● **Exercise directions**
Can you reproduce the data beneath, keeping every line exact?
··· Records provided
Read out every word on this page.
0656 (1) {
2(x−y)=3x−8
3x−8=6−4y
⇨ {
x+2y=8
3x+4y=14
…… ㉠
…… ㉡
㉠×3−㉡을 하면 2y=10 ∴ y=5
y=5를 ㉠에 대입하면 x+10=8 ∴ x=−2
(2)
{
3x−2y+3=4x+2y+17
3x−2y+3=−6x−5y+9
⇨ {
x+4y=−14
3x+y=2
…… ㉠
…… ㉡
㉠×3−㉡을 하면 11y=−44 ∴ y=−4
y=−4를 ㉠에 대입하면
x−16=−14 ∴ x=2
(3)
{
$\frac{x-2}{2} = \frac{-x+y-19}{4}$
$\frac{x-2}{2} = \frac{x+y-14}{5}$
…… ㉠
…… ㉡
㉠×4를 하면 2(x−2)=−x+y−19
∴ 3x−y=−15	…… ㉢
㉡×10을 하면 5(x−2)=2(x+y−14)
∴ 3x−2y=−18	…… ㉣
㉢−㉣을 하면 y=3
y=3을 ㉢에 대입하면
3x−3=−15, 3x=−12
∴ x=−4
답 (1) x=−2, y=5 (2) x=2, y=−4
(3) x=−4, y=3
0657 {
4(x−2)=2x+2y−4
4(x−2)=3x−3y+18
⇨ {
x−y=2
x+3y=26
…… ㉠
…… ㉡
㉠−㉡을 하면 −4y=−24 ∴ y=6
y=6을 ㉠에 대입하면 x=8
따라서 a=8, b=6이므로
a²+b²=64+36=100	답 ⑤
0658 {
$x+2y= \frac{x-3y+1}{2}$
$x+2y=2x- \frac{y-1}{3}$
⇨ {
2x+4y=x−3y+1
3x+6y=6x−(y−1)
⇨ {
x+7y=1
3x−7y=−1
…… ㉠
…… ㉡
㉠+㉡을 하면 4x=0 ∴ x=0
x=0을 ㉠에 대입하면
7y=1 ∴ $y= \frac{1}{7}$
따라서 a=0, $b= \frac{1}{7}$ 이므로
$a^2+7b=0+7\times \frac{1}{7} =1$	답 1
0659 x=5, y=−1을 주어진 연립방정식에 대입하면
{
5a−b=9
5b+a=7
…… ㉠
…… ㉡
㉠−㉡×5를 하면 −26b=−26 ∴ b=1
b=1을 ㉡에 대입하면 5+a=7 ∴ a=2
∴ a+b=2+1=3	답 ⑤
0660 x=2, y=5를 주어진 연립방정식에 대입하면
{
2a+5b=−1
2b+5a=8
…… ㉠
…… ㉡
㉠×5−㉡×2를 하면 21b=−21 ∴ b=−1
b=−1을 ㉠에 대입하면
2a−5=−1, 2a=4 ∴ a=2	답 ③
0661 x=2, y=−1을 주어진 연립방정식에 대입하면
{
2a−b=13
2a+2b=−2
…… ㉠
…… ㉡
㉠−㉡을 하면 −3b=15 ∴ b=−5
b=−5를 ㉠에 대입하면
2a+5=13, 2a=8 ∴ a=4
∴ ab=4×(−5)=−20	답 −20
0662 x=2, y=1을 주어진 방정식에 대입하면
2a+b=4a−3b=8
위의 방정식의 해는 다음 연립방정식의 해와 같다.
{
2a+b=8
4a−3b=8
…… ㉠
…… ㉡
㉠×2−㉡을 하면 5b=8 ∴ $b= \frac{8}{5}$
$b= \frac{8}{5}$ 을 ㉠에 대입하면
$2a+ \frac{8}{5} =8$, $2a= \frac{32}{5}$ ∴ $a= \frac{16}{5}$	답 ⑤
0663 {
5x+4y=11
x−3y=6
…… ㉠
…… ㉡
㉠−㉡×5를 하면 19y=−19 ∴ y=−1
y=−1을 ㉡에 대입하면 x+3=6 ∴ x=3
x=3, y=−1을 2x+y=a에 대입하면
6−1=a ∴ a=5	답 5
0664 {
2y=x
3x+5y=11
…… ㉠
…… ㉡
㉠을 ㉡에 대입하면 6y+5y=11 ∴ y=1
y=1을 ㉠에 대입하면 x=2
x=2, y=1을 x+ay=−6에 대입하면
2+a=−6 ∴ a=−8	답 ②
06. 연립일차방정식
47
······
● **Response**
Read out every word on this page.
0656 (1) {
2(x−y)=3x−8
3x−8=6−4y
⇨ {
x+2y=8
3x+4y=14
…… ㉠
…… ㉡
㉠×3−㉡을 하면 2y=10 ∴ y=5
y=5를 ㉠에 대입하면 x+10=8 ∴ x=−2
(2)
{
3x−2y+3=4x+2y+17
3x−2y+3=−6x−5y+9
⇨ {
x+4y=−14
3x+y=2
…… ㉠
…… ㉡
㉠×3−㉡을 하면 11y=−44 ∴ y=−4
y=−4를 ㉠에 대입하면
x−16=−14 ∴ x=2
(3)
{
$\frac{x-2}{2} = \frac{-x+y-19}{4}$
$\frac{x-2}{2} = \frac{x+y-14}{5}$
…… ㉠
…… ㉡
㉠×4를 하면 2(x−2)=−x+y−19
∴ 3x−y=−15	…… ㉢
㉡×10을 하면 5(x−2)=2(x+y−14)
∴ 3x−2y=−18	…… ㉣
㉢−㉣을 하면 y=3
y=3을 ㉢에 대입하면
3x−3=−15, 3x=−12
∴ x=−4
답 (1) x=−2, y=5 (2) x=2, y=−4
(3) x=−4, y=3
0657 {
4(x−2)=2x+2y−4
4(x−2)=3x−3y+18
⇨ {
x−y=2
x+3y=26
…… ㉠
…… ㉡
㉠−㉡을 하면 −4y=−24 ∴ y=6
y=6을 ㉠에 대입하면 x=8
따라서 a=8, b=6이므로
a²+b²=64+36=100	답 ⑤
0658 {
$x+2y= \frac{x-3y+1}{2}$
$x+2y=2x- \frac{y-1}{3}$
⇨ {
2x+4y=x−3y+1
3x+6y=6x−(y−1)
⇨ {
x+7y=1
3x−7y=−1
…… ㉠
…… ㉡
㉠+㉡을 하면 4x=0 ∴ x=0
x=0을 ㉠에 대입하면
7y=1 ∴ $y= \frac{1}{7}$
따라서 a=0, $b= \frac{1}{7}$ 이므로
$a^2+7b=0+7\times \frac{1}{7} =1$	답 1
0659 x=5, y=−1을 주어진 연립방정식에 대입하면
{
5a−b=9
5b+a=7
…… ㉠
…… ㉡
㉠−㉡×5를 하면 −26b=−26 ∴ b=1
b=1을 ㉡에 대입하면 5+a=7 ∴ a=2
∴ a+b=2+1=3	답 ⑤
0660 x=2, y=5를 주어진 연립방정식에 대입하면
{
2a+5b=−1
2b+5a=8
…… ㉠
…… ㉡
㉠×5−㉡×2를 하면 21b=−21 ∴ b=−1
b=−1을 ㉠에 대입하면
2a−5=−1, 2a=4 ∴ a=2	답 ③
0661 x=2, y=−1을 주어진 연립방정식에 대입하면
{
2a−b=13
2a+2b=−2
…… ㉠
…… ㉡
㉠−㉡을 하면 −3b=15 ∴ b=−5
b=−5를 ㉠에 대입하면
2a+5=13, 2a=8 ∴ a=4
∴ ab=4×(−5)=−20	답 −20
0662 x=2, y=1을 주어진 방정식에 대입하면
2a+b=4a−3b=8
위의 방정식의 해는 다음 연립방정식의 해와 같다.
{
2a+b=8
4a−3b=8
…… ㉠
…… ㉡
㉠×2−㉡을 하면 5b=8 ∴ $b= \frac{8}{5}$
$b= \frac{8}{5}$ 을 ㉠에 대입하면
$2a+ \frac{8}{5} =8$, $2a= \frac{32}{5}$ ∴ $a= \frac{16}{5}$	답 ⑤
0663 {
5x+4y=11
x−3y=6
…… ㉠
…… ㉡
㉠−㉡×5를 하면 19y=−19 ∴ y=−1
y=−1을 ㉡에 대입하면 x+3=6 ∴ x=3
x=3, y=−1을 2x+y=a에 대입하면
6−1=a ∴ a=5	답 5
0664 {
2y=x
3x+5y=11
…… ㉠
…… ㉡
㉠을 ㉡에 대입하면 6y+5y=11 ∴ y=1
y=1을 ㉠에 대입하면 x=2
x=2, y=1을 x+ay=−6에 대입하면
2+a=−6 ∴ a=−8	답 ②
06. 연립일차방정식
47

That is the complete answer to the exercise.